◆ Records for this task ◆
■ ■ ■ ■

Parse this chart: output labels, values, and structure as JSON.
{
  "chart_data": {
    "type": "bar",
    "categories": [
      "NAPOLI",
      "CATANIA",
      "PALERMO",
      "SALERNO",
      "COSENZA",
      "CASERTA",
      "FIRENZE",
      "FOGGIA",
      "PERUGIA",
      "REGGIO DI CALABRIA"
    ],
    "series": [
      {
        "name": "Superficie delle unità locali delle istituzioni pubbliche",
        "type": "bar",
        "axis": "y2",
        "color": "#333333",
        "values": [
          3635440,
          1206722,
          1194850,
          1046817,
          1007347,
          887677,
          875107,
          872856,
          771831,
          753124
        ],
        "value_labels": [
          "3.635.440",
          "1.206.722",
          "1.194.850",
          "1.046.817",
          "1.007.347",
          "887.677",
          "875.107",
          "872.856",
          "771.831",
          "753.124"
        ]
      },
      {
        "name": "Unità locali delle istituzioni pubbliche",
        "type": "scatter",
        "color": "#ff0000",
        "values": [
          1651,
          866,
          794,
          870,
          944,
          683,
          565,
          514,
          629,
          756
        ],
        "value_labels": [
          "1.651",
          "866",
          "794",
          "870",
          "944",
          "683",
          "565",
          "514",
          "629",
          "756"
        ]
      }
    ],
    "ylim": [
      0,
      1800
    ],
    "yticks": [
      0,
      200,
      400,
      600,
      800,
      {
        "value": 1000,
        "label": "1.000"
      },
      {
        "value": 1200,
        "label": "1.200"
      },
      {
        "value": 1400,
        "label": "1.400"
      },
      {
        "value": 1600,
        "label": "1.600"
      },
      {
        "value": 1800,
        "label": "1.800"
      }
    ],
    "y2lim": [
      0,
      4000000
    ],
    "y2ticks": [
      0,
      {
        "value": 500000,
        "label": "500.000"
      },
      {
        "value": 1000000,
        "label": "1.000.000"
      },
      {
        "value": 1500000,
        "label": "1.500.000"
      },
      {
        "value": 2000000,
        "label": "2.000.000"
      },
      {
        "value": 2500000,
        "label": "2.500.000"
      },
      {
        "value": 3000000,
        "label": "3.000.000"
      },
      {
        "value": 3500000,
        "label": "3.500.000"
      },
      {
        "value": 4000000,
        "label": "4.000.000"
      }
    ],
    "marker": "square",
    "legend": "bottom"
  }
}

■ ■ ■ ■

Extract all of the material exactly as it is written.

Parse this chart: output labels, values, and structure as JSON.
{
  "chart_data": {
    "type": "bar",
    "categories": [
      "NAPOLI",
      "CATANIA",
      "PALERMO",
      "SALERNO",
      "COSENZA",
      "CASERTA",
      "FIRENZE",
      "FOGGIA",
      "PERUGIA",
      "REGGIO DI CALABRIA"
    ],
    "series": [
      {
        "name": "Superficie delle unità locali delle istituzioni pubbliche",
        "type": "bar",
        "axis": "y2",
        "color": "#333333",
        "values": [
          3635440,
          1206722,
          1194850,
          1046817,
          1007347,
          887677,
          875107,
          872856,
          771831,
          753124
        ],
        "value_labels": [
          "3.635.440",
          "1.206.722",
          "1.194.850",
          "1.046.817",
          "1.007.347",
          "887.677",
          "875.107",
          "872.856",
          "771.831",
          "753.124"
        ]
      },
      {
        "name": "Unità locali delle istituzioni pubbliche",
        "type": "scatter",
        "color": "#ff0000",
        "values": [
          1651,
          866,
          794,
          870,
          944,
          683,
          565,
          514,
          629,
          756
        ],
        "value_labels": [
          "1.651",
          "866",
          "794",
          "870",
          "944",
          "683",
          "565",
          "514",
          "629",
          "756"
        ]
      }
    ],
    "ylim": [
      0,
      1800
    ],
    "yticks": [
      0,
      200,
      400,
      600,
      800,
      {
        "value": 1000,
        "label": "1.000"
      },
      {
        "value": 1200,
        "label": "1.200"
      },
      {
        "value": 1400,
        "label": "1.400"
      },
      {
        "value": 1600,
        "label": "1.600"
      },
      {
        "value": 1800,
        "label": "1.800"
      }
    ],
    "y2lim": [
      0,
      4000000
    ],
    "y2ticks": [
      0,
      {
        "value": 500000,
        "label": "500.000"
      },
      {
        "value": 1000000,
        "label": "1.000.000"
      },
      {
        "value": 1500000,
        "label": "1.500.000"
      },
      {
        "value": 2000000,
        "label": "2.000.000"
      },
      {
        "value": 2500000,
        "label": "2.500.000"
      },
      {
        "value": 3000000,
        "label": "3.000.000"
      },
      {
        "value": 3500000,
        "label": "3.500.000"
      },
      {
        "value": 4000000,
        "label": "4.000.000"
      }
    ],
    "marker": "square",
    "legend": "bottom"
  }
}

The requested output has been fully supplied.